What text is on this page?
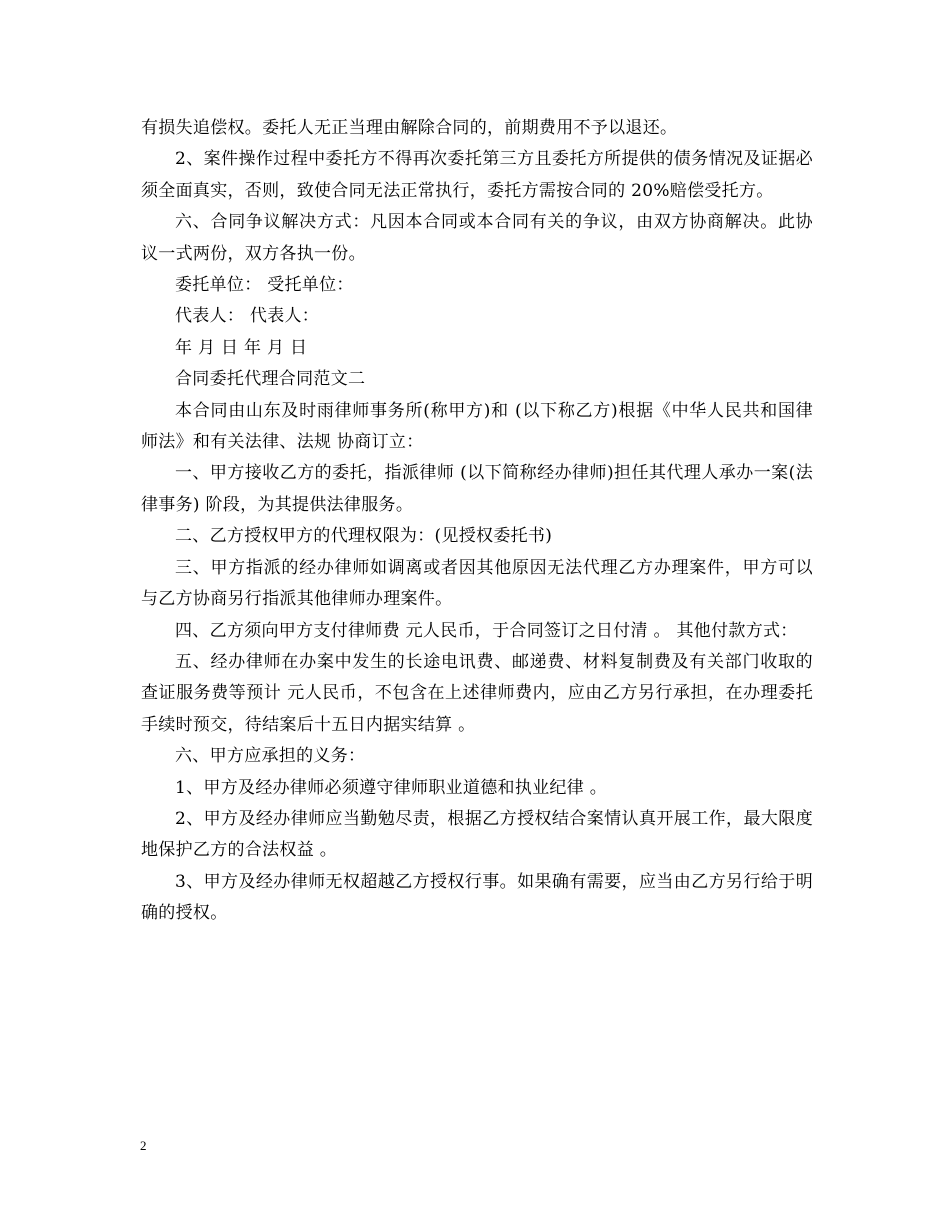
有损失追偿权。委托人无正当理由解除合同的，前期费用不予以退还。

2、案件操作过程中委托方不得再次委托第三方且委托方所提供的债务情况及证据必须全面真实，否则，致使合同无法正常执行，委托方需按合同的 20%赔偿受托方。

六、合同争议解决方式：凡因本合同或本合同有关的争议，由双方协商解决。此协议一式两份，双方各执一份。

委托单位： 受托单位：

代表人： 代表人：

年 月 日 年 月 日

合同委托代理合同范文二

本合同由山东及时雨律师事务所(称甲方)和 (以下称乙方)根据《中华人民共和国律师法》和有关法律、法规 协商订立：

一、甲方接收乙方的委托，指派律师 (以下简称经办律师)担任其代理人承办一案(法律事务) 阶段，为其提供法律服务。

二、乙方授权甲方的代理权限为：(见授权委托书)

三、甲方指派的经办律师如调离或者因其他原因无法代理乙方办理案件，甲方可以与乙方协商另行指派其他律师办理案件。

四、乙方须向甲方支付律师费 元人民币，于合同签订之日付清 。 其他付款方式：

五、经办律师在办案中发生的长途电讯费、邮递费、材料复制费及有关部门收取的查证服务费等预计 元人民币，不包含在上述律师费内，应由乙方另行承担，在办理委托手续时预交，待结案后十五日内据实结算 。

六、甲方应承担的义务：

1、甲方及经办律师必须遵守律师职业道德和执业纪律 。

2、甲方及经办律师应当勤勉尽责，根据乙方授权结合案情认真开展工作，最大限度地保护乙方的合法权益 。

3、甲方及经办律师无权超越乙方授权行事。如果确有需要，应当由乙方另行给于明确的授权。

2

──────

Copy every line above in which the string "元人民币" shows up.

四、乙方须向甲方支付律师费 元人民币，于合同签订之日付清 。 其他付款方式：
五、经办律师在办案中发生的长途电讯费、邮递费、材料复制费及有关部门收取的查证服务费等预计 元人民币，不包含在上述律师费内，应由乙方另行承担，在办理委托手续时预交，待结案后十五日内据实结算 。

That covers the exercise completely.